Stated goal -
Print out every line, exactly as written.

Raw records -
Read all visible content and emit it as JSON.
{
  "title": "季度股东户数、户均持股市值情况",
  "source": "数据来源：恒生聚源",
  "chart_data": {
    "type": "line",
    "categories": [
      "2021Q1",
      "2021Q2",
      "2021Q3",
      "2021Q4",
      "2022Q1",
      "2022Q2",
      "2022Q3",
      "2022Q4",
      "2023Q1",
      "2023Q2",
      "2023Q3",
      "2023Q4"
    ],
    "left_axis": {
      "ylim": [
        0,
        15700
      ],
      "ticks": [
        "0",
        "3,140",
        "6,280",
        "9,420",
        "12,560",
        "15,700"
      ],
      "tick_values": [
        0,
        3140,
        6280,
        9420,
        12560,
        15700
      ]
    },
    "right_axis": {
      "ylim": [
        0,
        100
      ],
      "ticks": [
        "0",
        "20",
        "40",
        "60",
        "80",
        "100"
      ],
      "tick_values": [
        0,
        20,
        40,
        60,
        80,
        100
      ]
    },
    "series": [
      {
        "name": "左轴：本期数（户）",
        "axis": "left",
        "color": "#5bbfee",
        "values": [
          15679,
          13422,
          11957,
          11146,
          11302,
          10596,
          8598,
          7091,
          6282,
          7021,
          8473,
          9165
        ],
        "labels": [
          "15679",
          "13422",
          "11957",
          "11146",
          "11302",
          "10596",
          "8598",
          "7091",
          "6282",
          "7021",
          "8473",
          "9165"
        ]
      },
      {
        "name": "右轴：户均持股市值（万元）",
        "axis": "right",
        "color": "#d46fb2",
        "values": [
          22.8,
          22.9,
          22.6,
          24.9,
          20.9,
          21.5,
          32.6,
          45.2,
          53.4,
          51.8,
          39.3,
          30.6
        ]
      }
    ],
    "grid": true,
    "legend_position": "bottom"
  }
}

Expected answer -
Read all visible content and emit it as JSON.
{
  "title": "季度股东户数、户均持股市值情况",
  "source": "数据来源：恒生聚源",
  "chart_data": {
    "type": "line",
    "categories": [
      "2021Q1",
      "2021Q2",
      "2021Q3",
      "2021Q4",
      "2022Q1",
      "2022Q2",
      "2022Q3",
      "2022Q4",
      "2023Q1",
      "2023Q2",
      "2023Q3",
      "2023Q4"
    ],
    "left_axis": {
      "ylim": [
        0,
        15700
      ],
      "ticks": [
        "0",
        "3,140",
        "6,280",
        "9,420",
        "12,560",
        "15,700"
      ],
      "tick_values": [
        0,
        3140,
        6280,
        9420,
        12560,
        15700
      ]
    },
    "right_axis": {
      "ylim": [
        0,
        100
      ],
      "ticks": [
        "0",
        "20",
        "40",
        "60",
        "80",
        "100"
      ],
      "tick_values": [
        0,
        20,
        40,
        60,
        80,
        100
      ]
    },
    "series": [
      {
        "name": "左轴：本期数（户）",
        "axis": "left",
        "color": "#5bbfee",
        "values": [
          15679,
          13422,
          11957,
          11146,
          11302,
          10596,
          8598,
          7091,
          6282,
          7021,
          8473,
          9165
        ],
        "labels": [
          "15679",
          "13422",
          "11957",
          "11146",
          "11302",
          "10596",
          "8598",
          "7091",
          "6282",
          "7021",
          "8473",
          "9165"
        ]
      },
      {
        "name": "右轴：户均持股市值（万元）",
        "axis": "right",
        "color": "#d46fb2",
        "values": [
          22.8,
          22.9,
          22.6,
          24.9,
          20.9,
          21.5,
          32.6,
          45.2,
          53.4,
          51.8,
          39.3,
          30.6
        ]
      }
    ],
    "grid": true,
    "legend_position": "bottom"
  }
}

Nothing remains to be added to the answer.